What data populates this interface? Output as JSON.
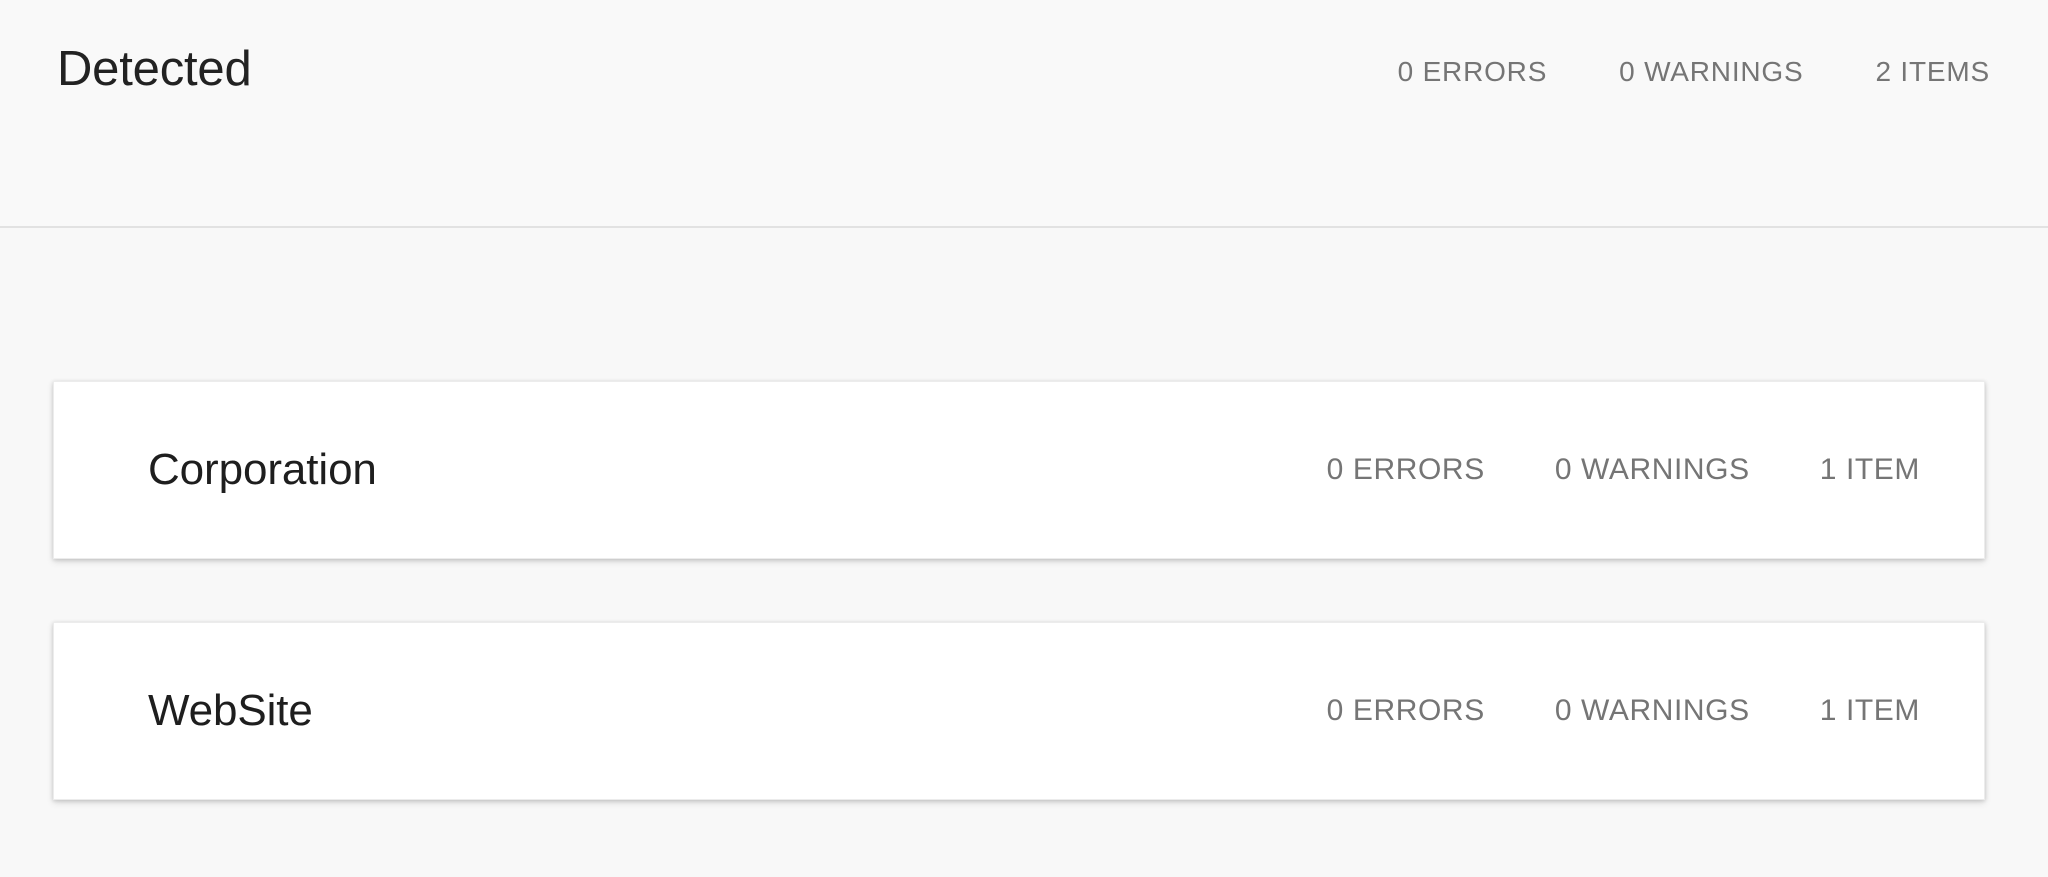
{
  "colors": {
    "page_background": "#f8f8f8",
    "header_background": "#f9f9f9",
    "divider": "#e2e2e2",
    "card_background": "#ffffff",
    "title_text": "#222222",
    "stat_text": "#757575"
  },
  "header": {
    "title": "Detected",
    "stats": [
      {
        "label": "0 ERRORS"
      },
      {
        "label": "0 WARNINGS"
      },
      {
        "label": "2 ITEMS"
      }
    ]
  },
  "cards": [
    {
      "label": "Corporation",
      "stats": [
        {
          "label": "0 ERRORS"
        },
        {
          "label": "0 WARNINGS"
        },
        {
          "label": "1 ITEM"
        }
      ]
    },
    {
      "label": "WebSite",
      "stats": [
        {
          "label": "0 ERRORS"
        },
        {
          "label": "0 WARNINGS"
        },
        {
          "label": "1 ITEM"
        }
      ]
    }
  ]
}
—————
* [WHAT IS REQUIRED]
Restate the data above word for word. Do not include the images.

* [OUTPUT FOR THIS TASK]
What data populates this interface? Output as JSON.
{
  "colors": {
    "page_background": "#f8f8f8",
    "header_background": "#f9f9f9",
    "divider": "#e2e2e2",
    "card_background": "#ffffff",
    "title_text": "#222222",
    "stat_text": "#757575"
  },
  "header": {
    "title": "Detected",
    "stats": [
      {
        "label": "0 ERRORS"
      },
      {
        "label": "0 WARNINGS"
      },
      {
        "label": "2 ITEMS"
      }
    ]
  },
  "cards": [
    {
      "label": "Corporation",
      "stats": [
        {
          "label": "0 ERRORS"
        },
        {
          "label": "0 WARNINGS"
        },
        {
          "label": "1 ITEM"
        }
      ]
    },
    {
      "label": "WebSite",
      "stats": [
        {
          "label": "0 ERRORS"
        },
        {
          "label": "0 WARNINGS"
        },
        {
          "label": "1 ITEM"
        }
      ]
    }
  ]
}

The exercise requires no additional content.